Stated task: Write only the number of lines holding the string "Close".

Data records:

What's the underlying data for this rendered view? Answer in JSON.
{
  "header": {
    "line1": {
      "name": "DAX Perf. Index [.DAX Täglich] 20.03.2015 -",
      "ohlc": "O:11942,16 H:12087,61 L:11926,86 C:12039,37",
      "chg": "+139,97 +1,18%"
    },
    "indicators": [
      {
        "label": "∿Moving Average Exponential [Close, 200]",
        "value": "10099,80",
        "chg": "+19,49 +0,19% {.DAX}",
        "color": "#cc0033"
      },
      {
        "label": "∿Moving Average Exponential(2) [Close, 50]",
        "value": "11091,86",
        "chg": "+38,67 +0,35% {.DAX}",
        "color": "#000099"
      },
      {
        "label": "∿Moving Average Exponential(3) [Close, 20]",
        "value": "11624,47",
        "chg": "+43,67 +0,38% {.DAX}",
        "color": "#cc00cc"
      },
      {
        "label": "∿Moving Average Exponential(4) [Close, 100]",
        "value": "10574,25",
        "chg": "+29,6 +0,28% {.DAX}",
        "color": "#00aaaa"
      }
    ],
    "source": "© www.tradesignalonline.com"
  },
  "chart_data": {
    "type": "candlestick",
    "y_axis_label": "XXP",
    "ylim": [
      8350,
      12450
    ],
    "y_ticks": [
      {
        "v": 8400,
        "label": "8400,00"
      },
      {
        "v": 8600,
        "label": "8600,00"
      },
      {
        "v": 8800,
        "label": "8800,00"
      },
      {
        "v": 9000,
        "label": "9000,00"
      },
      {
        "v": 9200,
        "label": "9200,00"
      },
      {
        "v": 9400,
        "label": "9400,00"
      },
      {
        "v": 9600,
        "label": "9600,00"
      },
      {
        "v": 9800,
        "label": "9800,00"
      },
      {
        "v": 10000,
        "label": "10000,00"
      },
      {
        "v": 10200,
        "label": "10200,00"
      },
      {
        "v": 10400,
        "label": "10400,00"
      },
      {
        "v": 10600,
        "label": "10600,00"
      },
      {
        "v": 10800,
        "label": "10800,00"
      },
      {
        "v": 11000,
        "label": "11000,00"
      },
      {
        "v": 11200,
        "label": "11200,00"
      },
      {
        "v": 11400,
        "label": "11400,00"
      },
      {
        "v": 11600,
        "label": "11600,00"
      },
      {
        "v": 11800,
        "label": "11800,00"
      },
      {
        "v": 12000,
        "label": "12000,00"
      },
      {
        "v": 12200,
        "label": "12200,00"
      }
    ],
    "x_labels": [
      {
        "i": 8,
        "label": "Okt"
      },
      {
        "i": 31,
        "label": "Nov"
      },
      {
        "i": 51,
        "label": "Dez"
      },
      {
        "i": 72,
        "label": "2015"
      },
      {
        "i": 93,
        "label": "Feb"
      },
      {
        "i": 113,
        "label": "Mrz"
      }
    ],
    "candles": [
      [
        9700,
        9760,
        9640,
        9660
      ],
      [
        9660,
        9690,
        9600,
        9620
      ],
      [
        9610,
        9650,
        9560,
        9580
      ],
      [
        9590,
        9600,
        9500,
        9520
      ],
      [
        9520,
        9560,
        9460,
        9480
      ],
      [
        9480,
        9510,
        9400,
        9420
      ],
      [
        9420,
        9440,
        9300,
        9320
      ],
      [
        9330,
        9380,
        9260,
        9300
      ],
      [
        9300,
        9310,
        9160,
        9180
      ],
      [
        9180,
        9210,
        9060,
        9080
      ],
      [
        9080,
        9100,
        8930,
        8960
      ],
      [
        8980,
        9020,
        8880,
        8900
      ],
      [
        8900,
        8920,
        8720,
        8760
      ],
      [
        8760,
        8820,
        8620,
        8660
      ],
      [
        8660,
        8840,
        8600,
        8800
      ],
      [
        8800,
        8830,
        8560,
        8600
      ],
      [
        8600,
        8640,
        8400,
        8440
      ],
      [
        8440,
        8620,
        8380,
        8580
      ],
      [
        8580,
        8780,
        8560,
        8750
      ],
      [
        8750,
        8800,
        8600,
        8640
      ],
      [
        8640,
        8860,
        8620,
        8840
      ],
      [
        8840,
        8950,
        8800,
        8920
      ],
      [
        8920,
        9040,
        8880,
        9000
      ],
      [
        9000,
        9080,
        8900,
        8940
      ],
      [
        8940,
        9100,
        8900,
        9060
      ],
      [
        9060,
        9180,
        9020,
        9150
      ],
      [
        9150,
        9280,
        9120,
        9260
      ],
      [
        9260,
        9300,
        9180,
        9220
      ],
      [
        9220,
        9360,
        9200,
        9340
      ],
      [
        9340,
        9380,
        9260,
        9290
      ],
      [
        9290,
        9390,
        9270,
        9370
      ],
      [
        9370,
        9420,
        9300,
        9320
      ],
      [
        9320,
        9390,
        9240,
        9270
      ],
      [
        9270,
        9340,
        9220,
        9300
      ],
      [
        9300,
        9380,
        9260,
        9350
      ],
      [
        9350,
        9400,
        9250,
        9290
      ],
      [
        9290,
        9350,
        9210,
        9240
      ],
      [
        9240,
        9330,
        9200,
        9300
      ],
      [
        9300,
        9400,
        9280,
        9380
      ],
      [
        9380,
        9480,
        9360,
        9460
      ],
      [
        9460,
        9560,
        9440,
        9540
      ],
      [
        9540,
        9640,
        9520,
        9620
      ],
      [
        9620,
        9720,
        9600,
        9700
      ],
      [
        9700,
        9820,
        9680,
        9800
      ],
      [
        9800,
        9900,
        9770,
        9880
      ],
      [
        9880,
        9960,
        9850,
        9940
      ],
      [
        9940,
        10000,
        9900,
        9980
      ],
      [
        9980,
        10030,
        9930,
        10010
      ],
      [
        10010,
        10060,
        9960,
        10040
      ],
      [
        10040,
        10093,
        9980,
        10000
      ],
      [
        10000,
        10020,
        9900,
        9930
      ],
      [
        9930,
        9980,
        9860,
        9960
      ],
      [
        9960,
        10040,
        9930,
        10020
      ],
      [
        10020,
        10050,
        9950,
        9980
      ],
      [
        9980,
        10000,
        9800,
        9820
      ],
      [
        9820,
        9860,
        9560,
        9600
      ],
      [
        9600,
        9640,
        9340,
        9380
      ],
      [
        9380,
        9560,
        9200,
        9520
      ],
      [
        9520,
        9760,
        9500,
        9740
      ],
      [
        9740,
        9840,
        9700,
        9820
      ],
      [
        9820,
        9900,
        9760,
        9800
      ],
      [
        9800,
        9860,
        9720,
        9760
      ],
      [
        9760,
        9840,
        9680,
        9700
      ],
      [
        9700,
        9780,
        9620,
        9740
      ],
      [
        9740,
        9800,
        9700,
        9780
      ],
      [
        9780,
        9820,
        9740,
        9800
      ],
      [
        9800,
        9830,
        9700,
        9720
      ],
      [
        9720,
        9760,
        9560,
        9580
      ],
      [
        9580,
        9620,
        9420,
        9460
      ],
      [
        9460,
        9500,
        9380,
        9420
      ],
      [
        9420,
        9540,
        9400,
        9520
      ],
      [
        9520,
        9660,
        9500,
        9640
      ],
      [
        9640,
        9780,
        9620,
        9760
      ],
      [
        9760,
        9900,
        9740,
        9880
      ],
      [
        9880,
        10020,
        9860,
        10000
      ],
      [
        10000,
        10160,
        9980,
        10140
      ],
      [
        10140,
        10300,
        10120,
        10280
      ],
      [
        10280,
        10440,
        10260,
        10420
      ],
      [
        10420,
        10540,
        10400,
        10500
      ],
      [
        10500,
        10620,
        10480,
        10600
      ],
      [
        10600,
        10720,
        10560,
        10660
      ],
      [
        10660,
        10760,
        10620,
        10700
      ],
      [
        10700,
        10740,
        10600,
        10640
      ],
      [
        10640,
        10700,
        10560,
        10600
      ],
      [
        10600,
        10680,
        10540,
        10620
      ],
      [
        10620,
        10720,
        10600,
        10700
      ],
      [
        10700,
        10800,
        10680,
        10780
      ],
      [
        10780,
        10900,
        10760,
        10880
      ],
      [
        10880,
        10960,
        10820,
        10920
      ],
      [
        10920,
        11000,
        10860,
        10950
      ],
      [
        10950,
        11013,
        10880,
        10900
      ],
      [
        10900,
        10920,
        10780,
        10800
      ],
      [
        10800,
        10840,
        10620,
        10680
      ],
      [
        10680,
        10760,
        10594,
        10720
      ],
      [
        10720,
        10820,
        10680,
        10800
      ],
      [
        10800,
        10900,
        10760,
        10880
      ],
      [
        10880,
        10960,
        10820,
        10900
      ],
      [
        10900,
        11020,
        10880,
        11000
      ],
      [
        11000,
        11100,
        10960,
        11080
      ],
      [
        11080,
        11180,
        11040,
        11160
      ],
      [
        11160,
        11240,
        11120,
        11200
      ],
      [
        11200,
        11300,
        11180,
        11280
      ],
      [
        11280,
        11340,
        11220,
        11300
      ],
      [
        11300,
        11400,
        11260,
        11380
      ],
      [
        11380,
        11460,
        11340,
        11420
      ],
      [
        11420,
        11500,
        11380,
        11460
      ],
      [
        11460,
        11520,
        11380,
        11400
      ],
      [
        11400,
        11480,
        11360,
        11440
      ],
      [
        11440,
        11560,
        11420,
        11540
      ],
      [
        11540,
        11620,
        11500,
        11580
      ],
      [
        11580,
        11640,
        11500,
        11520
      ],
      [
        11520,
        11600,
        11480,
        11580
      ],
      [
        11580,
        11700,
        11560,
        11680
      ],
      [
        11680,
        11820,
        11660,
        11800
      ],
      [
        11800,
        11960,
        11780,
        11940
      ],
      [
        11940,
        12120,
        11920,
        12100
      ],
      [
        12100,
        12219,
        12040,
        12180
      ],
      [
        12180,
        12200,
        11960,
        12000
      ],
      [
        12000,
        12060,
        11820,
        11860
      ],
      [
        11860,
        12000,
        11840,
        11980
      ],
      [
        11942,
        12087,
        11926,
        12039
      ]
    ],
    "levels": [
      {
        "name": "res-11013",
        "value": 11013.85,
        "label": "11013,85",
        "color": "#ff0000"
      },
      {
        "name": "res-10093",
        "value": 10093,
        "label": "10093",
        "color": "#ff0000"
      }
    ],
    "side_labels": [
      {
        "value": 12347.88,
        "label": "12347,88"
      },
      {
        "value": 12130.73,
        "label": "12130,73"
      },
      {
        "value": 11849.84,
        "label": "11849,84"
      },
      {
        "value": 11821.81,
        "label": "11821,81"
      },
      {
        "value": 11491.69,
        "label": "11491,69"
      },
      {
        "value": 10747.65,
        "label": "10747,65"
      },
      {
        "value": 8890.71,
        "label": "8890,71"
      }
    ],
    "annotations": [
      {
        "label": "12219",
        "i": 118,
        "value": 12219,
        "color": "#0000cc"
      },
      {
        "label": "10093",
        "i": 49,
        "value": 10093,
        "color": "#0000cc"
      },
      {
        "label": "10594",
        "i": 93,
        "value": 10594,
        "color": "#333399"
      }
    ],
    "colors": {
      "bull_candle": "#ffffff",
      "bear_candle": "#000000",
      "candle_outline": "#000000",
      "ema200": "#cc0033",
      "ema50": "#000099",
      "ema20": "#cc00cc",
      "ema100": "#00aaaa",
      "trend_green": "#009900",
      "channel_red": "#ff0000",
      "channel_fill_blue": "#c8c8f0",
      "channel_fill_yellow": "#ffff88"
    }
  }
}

The completed task: 4